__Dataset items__
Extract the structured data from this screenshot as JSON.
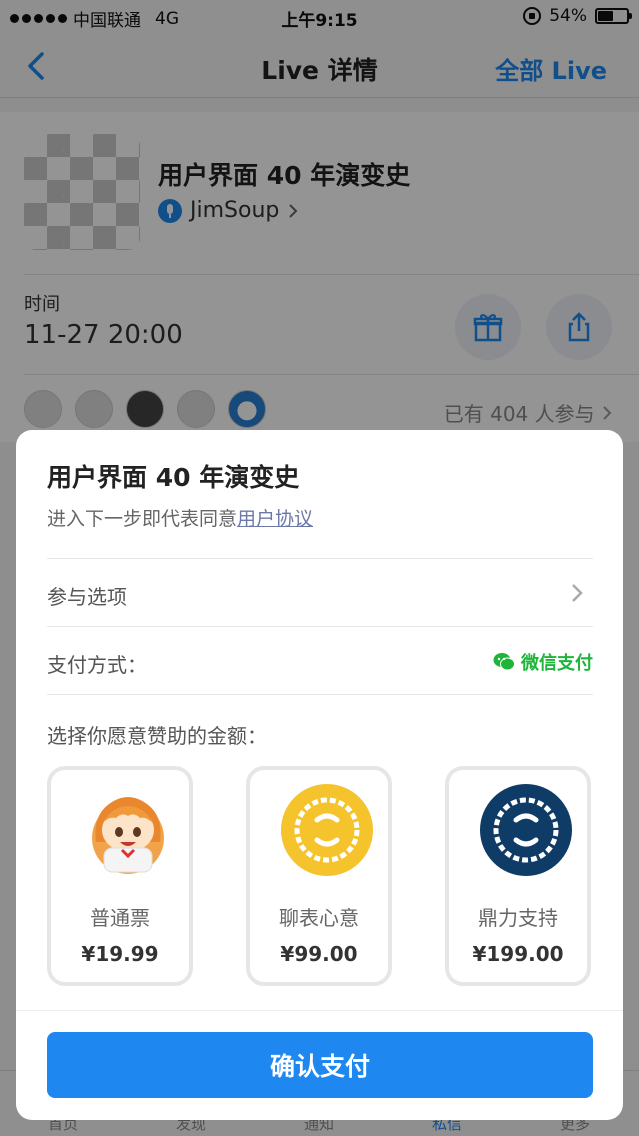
{
  "status_bar": {
    "carrier": "中国联通",
    "network": "4G",
    "time": "上午9:15",
    "battery_text": "54%",
    "battery_level": 0.54
  },
  "nav": {
    "title": "Live 详情",
    "right_label": "全部 Live",
    "back_icon": "chevron-left-icon"
  },
  "live": {
    "title": "用户界面 40 年演变史",
    "author": "JimSoup",
    "time_label": "时间",
    "time_value": "11-27 20:00",
    "participants": "已有 404 人参与"
  },
  "tab_bar": {
    "items": [
      "首页",
      "发现",
      "通知",
      "私信",
      "更多"
    ],
    "active_color": "#1e88f0"
  },
  "sheet": {
    "title": "用户界面 40 年演变史",
    "agree_prefix": "进入下一步即代表同意",
    "agree_link": "用户协议",
    "options_label": "参与选项",
    "payment_label": "支付方式：",
    "payment_method": "微信支付",
    "choose_label": "选择你愿意赞助的金额：",
    "tiers": [
      {
        "name": "普通票",
        "price": "¥19.99",
        "image": "anime-girl-avatar"
      },
      {
        "name": "聊表心意",
        "price": "¥99.00",
        "image": "yellow-badge-icon",
        "color": "#f5c32c"
      },
      {
        "name": "鼎力支持",
        "price": "¥199.00",
        "image": "navy-badge-icon",
        "color": "#0f3c66"
      }
    ],
    "confirm_label": "确认支付"
  },
  "colors": {
    "accent": "#1e88f0",
    "wechat_green": "#1fb53a",
    "link": "#6b78a8"
  }
}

__Task objective__
Filter the listing above for the string "icon" and copy every matching line.

__Reply__
    "back_icon": "chevron-left-icon"
        "image": "yellow-badge-icon",
        "image": "navy-badge-icon",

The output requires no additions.